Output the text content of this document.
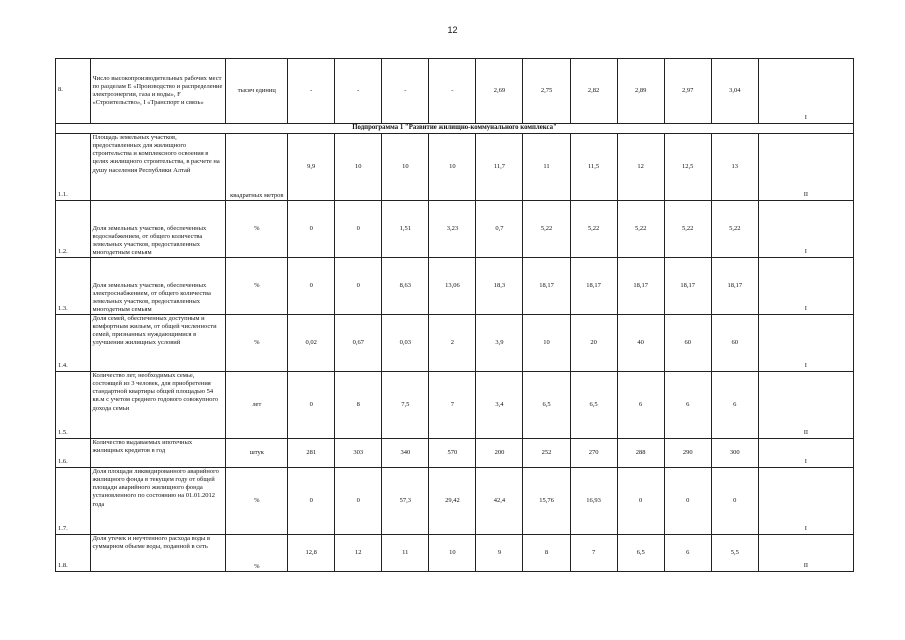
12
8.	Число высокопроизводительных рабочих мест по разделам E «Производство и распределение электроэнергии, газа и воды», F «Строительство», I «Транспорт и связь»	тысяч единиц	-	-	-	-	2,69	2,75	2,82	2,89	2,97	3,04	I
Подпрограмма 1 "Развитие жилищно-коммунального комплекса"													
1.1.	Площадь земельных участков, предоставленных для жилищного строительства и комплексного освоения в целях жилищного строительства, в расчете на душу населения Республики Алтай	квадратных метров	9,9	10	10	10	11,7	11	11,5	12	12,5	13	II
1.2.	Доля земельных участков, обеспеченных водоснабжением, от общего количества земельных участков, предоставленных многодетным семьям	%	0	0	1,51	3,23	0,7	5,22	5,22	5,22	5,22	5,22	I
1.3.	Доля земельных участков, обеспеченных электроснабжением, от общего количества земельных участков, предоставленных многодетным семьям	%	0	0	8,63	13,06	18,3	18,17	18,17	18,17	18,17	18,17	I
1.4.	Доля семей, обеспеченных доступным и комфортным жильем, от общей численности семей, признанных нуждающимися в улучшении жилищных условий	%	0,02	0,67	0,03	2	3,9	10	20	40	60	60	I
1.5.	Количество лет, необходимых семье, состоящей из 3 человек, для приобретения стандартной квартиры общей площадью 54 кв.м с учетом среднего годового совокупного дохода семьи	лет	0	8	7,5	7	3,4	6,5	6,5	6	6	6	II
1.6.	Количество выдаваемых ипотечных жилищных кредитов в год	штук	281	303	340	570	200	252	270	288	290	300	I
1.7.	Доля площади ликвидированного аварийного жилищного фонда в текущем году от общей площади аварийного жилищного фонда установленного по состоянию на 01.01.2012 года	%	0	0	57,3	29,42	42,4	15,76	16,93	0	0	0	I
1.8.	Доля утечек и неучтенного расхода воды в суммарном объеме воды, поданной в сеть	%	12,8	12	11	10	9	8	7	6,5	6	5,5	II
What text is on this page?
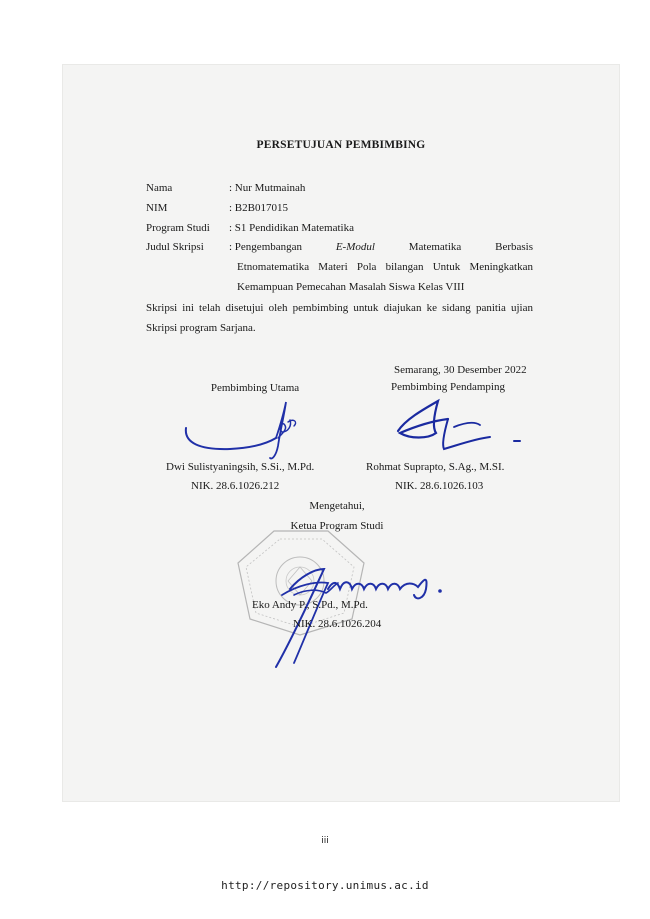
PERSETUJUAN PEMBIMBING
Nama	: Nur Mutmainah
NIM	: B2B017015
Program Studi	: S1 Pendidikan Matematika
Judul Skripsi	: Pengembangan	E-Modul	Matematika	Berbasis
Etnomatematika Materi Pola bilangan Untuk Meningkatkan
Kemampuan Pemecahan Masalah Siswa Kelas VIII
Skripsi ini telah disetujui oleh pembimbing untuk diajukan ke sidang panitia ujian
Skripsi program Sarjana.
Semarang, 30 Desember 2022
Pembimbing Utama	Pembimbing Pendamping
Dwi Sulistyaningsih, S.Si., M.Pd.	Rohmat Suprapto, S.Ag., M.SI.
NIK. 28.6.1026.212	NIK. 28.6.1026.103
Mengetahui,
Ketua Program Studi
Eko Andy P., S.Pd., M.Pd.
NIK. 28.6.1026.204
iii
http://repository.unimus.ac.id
◇ ◇ ◇ ◇ ◇ ◇ ◇
> _TASK STATEMENT_: Word for word, please, restate the lines of the listing from the one holding "What text is on this page?" down to the last line, leaving out any pictures.

> _TASK RESULT_:
What text is on this page?
PERSETUJUAN PEMBIMBING
Nama	: Nur Mutmainah
NIM	: B2B017015
Program Studi	: S1 Pendidikan Matematika
Judul Skripsi	: Pengembangan	E-Modul	Matematika	Berbasis
Etnomatematika Materi Pola bilangan Untuk Meningkatkan
Kemampuan Pemecahan Masalah Siswa Kelas VIII
Skripsi ini telah disetujui oleh pembimbing untuk diajukan ke sidang panitia ujian
Skripsi program Sarjana.
Semarang, 30 Desember 2022
Pembimbing Utama	Pembimbing Pendamping
Dwi Sulistyaningsih, S.Si., M.Pd.	Rohmat Suprapto, S.Ag., M.SI.
NIK. 28.6.1026.212	NIK. 28.6.1026.103
Mengetahui,
Ketua Program Studi
Eko Andy P., S.Pd., M.Pd.
NIK. 28.6.1026.204
iii
http://repository.unimus.ac.id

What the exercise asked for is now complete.